--- start Supplied information ---

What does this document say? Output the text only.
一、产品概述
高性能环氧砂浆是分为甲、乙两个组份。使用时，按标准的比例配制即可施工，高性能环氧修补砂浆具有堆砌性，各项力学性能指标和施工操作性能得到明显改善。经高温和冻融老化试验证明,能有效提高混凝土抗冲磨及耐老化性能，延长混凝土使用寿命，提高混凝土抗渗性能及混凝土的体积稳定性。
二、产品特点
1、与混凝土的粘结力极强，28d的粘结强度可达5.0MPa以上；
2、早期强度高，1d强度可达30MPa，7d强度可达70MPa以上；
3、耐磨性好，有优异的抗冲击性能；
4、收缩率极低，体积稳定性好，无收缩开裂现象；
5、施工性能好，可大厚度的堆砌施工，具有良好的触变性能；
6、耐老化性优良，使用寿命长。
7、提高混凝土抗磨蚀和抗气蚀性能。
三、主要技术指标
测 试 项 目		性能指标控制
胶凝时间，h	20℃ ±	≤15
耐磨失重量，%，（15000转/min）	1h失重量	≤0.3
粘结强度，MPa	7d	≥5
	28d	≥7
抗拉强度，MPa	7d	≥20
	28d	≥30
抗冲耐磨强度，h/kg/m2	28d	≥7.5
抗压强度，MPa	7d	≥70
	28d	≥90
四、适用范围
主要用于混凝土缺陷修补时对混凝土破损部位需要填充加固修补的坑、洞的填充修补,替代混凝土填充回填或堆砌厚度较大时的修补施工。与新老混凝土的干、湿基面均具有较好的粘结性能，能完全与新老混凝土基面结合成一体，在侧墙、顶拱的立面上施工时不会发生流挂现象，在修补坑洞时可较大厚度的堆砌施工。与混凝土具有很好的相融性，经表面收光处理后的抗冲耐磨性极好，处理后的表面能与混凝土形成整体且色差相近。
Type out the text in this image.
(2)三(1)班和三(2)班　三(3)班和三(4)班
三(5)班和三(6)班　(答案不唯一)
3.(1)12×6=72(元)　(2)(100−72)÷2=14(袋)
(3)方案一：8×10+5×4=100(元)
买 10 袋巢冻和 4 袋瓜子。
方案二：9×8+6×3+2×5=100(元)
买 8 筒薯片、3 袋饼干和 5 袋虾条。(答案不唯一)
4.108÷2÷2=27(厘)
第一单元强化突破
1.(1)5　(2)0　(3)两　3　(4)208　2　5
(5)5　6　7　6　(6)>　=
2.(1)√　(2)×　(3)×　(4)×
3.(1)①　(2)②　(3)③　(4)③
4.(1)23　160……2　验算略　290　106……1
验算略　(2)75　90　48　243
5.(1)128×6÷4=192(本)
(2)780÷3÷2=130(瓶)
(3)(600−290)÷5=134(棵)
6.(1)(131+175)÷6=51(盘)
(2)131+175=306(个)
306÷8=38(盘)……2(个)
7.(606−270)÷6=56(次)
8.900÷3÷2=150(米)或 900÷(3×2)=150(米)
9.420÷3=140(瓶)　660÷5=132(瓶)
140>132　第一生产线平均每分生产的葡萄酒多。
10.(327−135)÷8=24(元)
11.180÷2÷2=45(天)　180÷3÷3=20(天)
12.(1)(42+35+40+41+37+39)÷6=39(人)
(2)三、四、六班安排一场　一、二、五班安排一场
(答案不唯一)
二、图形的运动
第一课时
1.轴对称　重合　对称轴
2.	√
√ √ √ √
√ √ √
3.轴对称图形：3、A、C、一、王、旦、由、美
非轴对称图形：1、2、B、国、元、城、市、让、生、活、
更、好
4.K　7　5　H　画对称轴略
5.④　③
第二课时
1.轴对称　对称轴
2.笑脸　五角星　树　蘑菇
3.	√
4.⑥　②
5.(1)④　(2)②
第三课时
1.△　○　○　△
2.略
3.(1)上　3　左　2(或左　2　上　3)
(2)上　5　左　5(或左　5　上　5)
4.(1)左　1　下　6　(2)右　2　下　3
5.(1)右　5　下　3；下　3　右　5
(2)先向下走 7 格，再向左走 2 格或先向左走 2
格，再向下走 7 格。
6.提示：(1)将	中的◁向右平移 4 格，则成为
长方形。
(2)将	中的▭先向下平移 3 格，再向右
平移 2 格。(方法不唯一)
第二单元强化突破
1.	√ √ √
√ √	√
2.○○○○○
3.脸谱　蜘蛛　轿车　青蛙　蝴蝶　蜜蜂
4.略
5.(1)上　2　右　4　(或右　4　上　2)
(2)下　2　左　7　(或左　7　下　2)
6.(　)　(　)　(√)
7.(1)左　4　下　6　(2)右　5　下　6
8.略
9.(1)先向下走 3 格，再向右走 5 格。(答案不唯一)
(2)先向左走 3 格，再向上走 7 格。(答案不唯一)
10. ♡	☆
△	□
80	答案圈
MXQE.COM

--- end Supplied information ---

● Task directions: All of the entries should be written out again exactly.

● Answer to the task:
What does this document say? Output the text only.
一、产品概述
高性能环氧砂浆是分为甲、乙两个组份。使用时，按标准的比例配制即可施工，高性能环氧修补砂浆具有堆砌性，各项力学性能指标和施工操作性能得到明显改善。经高温和冻融老化试验证明,能有效提高混凝土抗冲磨及耐老化性能，延长混凝土使用寿命，提高混凝土抗渗性能及混凝土的体积稳定性。
二、产品特点
1、与混凝土的粘结力极强，28d的粘结强度可达5.0MPa以上；
2、早期强度高，1d强度可达30MPa，7d强度可达70MPa以上；
3、耐磨性好，有优异的抗冲击性能；
4、收缩率极低，体积稳定性好，无收缩开裂现象；
5、施工性能好，可大厚度的堆砌施工，具有良好的触变性能；
6、耐老化性优良，使用寿命长。
7、提高混凝土抗磨蚀和抗气蚀性能。
三、主要技术指标
测 试 项 目		性能指标控制
胶凝时间，h	20℃ ±	≤15
耐磨失重量，%，（15000转/min）	1h失重量	≤0.3
粘结强度，MPa	7d	≥5
	28d	≥7
抗拉强度，MPa	7d	≥20
	28d	≥30
抗冲耐磨强度，h/kg/m2	28d	≥7.5
抗压强度，MPa	7d	≥70
	28d	≥90
四、适用范围
主要用于混凝土缺陷修补时对混凝土破损部位需要填充加固修补的坑、洞的填充修补,替代混凝土填充回填或堆砌厚度较大时的修补施工。与新老混凝土的干、湿基面均具有较好的粘结性能，能完全与新老混凝土基面结合成一体，在侧墙、顶拱的立面上施工时不会发生流挂现象，在修补坑洞时可较大厚度的堆砌施工。与混凝土具有很好的相融性，经表面收光处理后的抗冲耐磨性极好，处理后的表面能与混凝土形成整体且色差相近。
Type out the text in this image.
(2)三(1)班和三(2)班　三(3)班和三(4)班
三(5)班和三(6)班　(答案不唯一)
3.(1)12×6=72(元)　(2)(100−72)÷2=14(袋)
(3)方案一：8×10+5×4=100(元)
买 10 袋巢冻和 4 袋瓜子。
方案二：9×8+6×3+2×5=100(元)
买 8 筒薯片、3 袋饼干和 5 袋虾条。(答案不唯一)
4.108÷2÷2=27(厘)
第一单元强化突破
1.(1)5　(2)0　(3)两　3　(4)208　2　5
(5)5　6　7　6　(6)>　=
2.(1)√　(2)×　(3)×　(4)×
3.(1)①　(2)②　(3)③　(4)③
4.(1)23　160……2　验算略　290　106……1
验算略　(2)75　90　48　243
5.(1)128×6÷4=192(本)
(2)780÷3÷2=130(瓶)
(3)(600−290)÷5=134(棵)
6.(1)(131+175)÷6=51(盘)
(2)131+175=306(个)
306÷8=38(盘)……2(个)
7.(606−270)÷6=56(次)
8.900÷3÷2=150(米)或 900÷(3×2)=150(米)
9.420÷3=140(瓶)　660÷5=132(瓶)
140>132　第一生产线平均每分生产的葡萄酒多。
10.(327−135)÷8=24(元)
11.180÷2÷2=45(天)　180÷3÷3=20(天)
12.(1)(42+35+40+41+37+39)÷6=39(人)
(2)三、四、六班安排一场　一、二、五班安排一场
(答案不唯一)
二、图形的运动
第一课时
1.轴对称　重合　对称轴
2.	√
√ √ √ √
√ √ √
3.轴对称图形：3、A、C、一、王、旦、由、美
非轴对称图形：1、2、B、国、元、城、市、让、生、活、
更、好
4.K　7　5　H　画对称轴略
5.④　③
第二课时
1.轴对称　对称轴
2.笑脸　五角星　树　蘑菇
3.	√
4.⑥　②
5.(1)④　(2)②
第三课时
1.△　○　○　△
2.略
3.(1)上　3　左　2(或左　2　上　3)
(2)上　5　左　5(或左　5　上　5)
4.(1)左　1　下　6　(2)右　2　下　3
5.(1)右　5　下　3；下　3　右　5
(2)先向下走 7 格，再向左走 2 格或先向左走 2
格，再向下走 7 格。
6.提示：(1)将	中的◁向右平移 4 格，则成为
长方形。
(2)将	中的▭先向下平移 3 格，再向右
平移 2 格。(方法不唯一)
第二单元强化突破
1.	√ √ √
√ √	√
2.○○○○○
3.脸谱　蜘蛛　轿车　青蛙　蝴蝶　蜜蜂
4.略
5.(1)上　2　右　4　(或右　4　上　2)
(2)下　2　左　7　(或左　7　下　2)
6.(　)　(　)　(√)
7.(1)左　4　下　6　(2)右　5　下　6
8.略
9.(1)先向下走 3 格，再向右走 5 格。(答案不唯一)
(2)先向左走 3 格，再向上走 7 格。(答案不唯一)
10. ♡	☆
△	□
80	答案圈
MXQE.COM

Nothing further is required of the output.